> **Request**:
Your task is to transcribe the data in full.

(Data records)
* begin *

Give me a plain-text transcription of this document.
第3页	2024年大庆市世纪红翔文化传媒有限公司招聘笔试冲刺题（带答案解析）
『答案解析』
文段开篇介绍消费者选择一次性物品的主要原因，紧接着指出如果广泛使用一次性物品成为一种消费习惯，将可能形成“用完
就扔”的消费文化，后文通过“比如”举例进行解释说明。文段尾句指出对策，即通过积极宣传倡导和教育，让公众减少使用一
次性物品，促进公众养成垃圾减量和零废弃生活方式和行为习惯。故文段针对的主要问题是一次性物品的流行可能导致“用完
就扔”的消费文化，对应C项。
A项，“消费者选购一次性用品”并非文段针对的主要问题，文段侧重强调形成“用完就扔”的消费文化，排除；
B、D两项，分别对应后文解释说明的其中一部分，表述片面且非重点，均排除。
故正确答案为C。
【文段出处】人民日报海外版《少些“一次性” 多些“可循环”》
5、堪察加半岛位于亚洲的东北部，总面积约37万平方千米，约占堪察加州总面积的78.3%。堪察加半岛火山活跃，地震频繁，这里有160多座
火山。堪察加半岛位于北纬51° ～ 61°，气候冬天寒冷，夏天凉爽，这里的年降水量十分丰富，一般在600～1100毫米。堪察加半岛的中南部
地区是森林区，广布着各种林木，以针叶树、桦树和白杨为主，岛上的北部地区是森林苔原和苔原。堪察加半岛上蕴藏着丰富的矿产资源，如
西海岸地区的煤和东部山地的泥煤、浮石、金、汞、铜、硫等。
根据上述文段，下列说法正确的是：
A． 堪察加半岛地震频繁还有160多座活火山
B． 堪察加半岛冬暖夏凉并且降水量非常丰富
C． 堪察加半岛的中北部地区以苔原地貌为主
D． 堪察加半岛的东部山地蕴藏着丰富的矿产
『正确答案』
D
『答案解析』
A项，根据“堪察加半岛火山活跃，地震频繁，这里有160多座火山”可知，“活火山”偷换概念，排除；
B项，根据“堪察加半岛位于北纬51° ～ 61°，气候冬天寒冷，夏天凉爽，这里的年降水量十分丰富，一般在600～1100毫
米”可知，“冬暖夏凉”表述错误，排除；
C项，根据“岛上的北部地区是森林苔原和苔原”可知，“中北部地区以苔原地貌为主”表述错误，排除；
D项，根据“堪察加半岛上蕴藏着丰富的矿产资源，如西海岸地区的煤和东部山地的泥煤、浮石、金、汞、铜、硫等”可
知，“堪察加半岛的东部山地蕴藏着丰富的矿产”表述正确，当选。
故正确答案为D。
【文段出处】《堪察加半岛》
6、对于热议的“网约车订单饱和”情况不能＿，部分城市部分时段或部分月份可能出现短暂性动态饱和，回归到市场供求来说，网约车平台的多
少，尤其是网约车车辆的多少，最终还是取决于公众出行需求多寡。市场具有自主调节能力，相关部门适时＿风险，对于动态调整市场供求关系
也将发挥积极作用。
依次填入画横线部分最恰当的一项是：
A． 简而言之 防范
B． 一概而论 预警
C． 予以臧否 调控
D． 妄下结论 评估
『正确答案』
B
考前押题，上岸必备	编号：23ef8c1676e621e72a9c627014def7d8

* end *

> **Solution for this task**:
Give me a plain-text transcription of this document.
第3页	2024年大庆市世纪红翔文化传媒有限公司招聘笔试冲刺题（带答案解析）
『答案解析』
文段开篇介绍消费者选择一次性物品的主要原因，紧接着指出如果广泛使用一次性物品成为一种消费习惯，将可能形成“用完
就扔”的消费文化，后文通过“比如”举例进行解释说明。文段尾句指出对策，即通过积极宣传倡导和教育，让公众减少使用一
次性物品，促进公众养成垃圾减量和零废弃生活方式和行为习惯。故文段针对的主要问题是一次性物品的流行可能导致“用完
就扔”的消费文化，对应C项。
A项，“消费者选购一次性用品”并非文段针对的主要问题，文段侧重强调形成“用完就扔”的消费文化，排除；
B、D两项，分别对应后文解释说明的其中一部分，表述片面且非重点，均排除。
故正确答案为C。
【文段出处】人民日报海外版《少些“一次性” 多些“可循环”》
5、堪察加半岛位于亚洲的东北部，总面积约37万平方千米，约占堪察加州总面积的78.3%。堪察加半岛火山活跃，地震频繁，这里有160多座
火山。堪察加半岛位于北纬51° ～ 61°，气候冬天寒冷，夏天凉爽，这里的年降水量十分丰富，一般在600～1100毫米。堪察加半岛的中南部
地区是森林区，广布着各种林木，以针叶树、桦树和白杨为主，岛上的北部地区是森林苔原和苔原。堪察加半岛上蕴藏着丰富的矿产资源，如
西海岸地区的煤和东部山地的泥煤、浮石、金、汞、铜、硫等。
根据上述文段，下列说法正确的是：
A． 堪察加半岛地震频繁还有160多座活火山
B． 堪察加半岛冬暖夏凉并且降水量非常丰富
C． 堪察加半岛的中北部地区以苔原地貌为主
D． 堪察加半岛的东部山地蕴藏着丰富的矿产
『正确答案』
D
『答案解析』
A项，根据“堪察加半岛火山活跃，地震频繁，这里有160多座火山”可知，“活火山”偷换概念，排除；
B项，根据“堪察加半岛位于北纬51° ～ 61°，气候冬天寒冷，夏天凉爽，这里的年降水量十分丰富，一般在600～1100毫
米”可知，“冬暖夏凉”表述错误，排除；
C项，根据“岛上的北部地区是森林苔原和苔原”可知，“中北部地区以苔原地貌为主”表述错误，排除；
D项，根据“堪察加半岛上蕴藏着丰富的矿产资源，如西海岸地区的煤和东部山地的泥煤、浮石、金、汞、铜、硫等”可
知，“堪察加半岛的东部山地蕴藏着丰富的矿产”表述正确，当选。
故正确答案为D。
【文段出处】《堪察加半岛》
6、对于热议的“网约车订单饱和”情况不能＿，部分城市部分时段或部分月份可能出现短暂性动态饱和，回归到市场供求来说，网约车平台的多
少，尤其是网约车车辆的多少，最终还是取决于公众出行需求多寡。市场具有自主调节能力，相关部门适时＿风险，对于动态调整市场供求关系
也将发挥积极作用。
依次填入画横线部分最恰当的一项是：
A． 简而言之 防范
B． 一概而论 预警
C． 予以臧否 调控
D． 妄下结论 评估
『正确答案』
B
考前押题，上岸必备	编号：23ef8c1676e621e72a9c627014def7d8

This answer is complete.